───── PROVIDED RECORDS ─────
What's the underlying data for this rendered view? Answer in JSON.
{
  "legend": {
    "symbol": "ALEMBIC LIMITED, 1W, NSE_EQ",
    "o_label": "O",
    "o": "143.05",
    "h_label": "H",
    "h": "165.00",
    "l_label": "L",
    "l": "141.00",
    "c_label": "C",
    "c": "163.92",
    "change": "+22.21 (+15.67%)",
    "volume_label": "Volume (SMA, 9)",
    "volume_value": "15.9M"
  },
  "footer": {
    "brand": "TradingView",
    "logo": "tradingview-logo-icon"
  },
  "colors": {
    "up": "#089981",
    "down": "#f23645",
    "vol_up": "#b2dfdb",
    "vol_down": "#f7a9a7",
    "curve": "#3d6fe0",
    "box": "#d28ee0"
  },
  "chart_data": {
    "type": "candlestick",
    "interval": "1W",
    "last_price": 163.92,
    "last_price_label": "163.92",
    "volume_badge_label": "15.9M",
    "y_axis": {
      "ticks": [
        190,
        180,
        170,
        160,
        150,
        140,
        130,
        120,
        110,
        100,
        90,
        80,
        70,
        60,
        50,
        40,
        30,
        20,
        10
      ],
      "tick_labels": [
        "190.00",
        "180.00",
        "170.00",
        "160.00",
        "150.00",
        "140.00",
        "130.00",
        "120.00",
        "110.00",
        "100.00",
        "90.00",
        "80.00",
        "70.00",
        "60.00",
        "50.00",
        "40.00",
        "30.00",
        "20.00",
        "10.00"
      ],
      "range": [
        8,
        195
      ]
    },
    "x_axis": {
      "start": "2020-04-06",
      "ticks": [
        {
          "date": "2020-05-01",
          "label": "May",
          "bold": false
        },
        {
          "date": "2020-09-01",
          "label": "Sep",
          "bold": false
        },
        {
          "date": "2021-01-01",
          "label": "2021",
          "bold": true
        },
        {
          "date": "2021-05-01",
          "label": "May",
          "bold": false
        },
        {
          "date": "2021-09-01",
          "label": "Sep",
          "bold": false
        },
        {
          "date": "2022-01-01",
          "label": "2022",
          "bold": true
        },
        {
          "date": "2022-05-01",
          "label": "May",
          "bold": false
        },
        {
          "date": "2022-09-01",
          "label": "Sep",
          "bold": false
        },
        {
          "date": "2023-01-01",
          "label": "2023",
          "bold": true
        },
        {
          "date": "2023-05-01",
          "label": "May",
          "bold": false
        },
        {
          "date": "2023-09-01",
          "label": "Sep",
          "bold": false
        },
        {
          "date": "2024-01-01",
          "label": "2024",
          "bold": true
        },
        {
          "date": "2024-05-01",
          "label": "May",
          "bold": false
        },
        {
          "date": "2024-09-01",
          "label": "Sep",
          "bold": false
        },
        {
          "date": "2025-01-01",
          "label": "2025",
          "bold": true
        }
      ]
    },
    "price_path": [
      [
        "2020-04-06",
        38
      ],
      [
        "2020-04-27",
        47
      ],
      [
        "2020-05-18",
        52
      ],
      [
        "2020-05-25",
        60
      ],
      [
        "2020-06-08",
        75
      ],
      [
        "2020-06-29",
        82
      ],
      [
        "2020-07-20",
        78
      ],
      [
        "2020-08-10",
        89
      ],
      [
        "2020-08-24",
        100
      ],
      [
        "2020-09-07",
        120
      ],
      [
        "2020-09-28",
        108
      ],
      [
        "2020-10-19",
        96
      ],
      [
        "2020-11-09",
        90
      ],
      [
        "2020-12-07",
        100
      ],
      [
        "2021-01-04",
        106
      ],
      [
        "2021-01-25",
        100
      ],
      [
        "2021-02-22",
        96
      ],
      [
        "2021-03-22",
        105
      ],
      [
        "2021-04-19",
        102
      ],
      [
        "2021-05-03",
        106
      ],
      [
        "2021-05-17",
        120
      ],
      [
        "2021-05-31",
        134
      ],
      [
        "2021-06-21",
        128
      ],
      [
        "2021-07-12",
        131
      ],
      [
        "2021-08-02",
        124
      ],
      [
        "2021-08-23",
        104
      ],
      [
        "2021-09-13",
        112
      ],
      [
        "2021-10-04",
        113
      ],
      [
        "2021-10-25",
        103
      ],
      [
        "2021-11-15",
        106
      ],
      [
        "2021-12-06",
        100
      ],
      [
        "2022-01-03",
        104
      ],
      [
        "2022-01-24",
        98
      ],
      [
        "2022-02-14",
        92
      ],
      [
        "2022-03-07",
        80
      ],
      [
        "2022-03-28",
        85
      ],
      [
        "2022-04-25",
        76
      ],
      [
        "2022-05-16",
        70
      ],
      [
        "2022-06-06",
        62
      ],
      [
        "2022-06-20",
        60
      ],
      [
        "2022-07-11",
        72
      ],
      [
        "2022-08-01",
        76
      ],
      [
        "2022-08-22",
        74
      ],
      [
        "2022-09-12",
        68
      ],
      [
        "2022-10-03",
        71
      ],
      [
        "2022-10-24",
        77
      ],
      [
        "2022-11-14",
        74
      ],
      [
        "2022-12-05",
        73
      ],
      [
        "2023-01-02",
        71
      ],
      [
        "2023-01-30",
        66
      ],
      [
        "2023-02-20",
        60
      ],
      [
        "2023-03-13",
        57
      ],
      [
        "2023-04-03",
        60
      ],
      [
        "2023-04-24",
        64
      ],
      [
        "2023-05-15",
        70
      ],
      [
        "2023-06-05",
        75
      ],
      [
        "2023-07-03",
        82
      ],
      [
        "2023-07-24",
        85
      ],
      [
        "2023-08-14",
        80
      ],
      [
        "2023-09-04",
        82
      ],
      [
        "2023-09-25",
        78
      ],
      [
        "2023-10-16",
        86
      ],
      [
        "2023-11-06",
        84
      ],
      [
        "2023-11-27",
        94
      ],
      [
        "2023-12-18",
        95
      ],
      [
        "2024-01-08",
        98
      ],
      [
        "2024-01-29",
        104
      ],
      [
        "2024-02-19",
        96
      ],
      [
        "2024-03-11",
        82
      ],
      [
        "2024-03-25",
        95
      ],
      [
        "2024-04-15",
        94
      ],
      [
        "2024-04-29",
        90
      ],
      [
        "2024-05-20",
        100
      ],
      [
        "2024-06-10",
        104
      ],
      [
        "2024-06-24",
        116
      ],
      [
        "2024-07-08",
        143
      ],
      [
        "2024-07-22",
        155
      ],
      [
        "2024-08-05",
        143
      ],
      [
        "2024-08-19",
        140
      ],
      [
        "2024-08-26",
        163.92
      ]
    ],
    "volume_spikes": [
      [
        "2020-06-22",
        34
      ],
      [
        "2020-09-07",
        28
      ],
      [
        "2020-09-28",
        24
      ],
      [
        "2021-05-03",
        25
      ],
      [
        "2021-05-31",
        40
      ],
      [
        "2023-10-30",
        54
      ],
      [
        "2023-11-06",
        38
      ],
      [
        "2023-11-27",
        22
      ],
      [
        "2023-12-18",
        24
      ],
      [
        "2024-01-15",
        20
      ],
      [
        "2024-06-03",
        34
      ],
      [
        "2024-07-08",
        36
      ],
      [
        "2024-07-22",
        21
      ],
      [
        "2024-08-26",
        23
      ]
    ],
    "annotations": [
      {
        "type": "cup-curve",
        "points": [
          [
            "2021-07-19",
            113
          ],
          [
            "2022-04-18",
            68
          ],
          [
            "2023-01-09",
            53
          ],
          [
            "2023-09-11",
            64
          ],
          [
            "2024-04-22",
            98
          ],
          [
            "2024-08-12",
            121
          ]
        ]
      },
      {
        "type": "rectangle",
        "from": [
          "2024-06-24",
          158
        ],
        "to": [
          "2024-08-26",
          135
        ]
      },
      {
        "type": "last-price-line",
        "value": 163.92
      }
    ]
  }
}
─────
#### [THE PROBLEM]
Filter out every line that lacks the word "type", and copy the rest.

#### [REPLY]
    "type": "candlestick",
        "type": "cup-curve",
        "type": "rectangle",
        "type": "last-price-line",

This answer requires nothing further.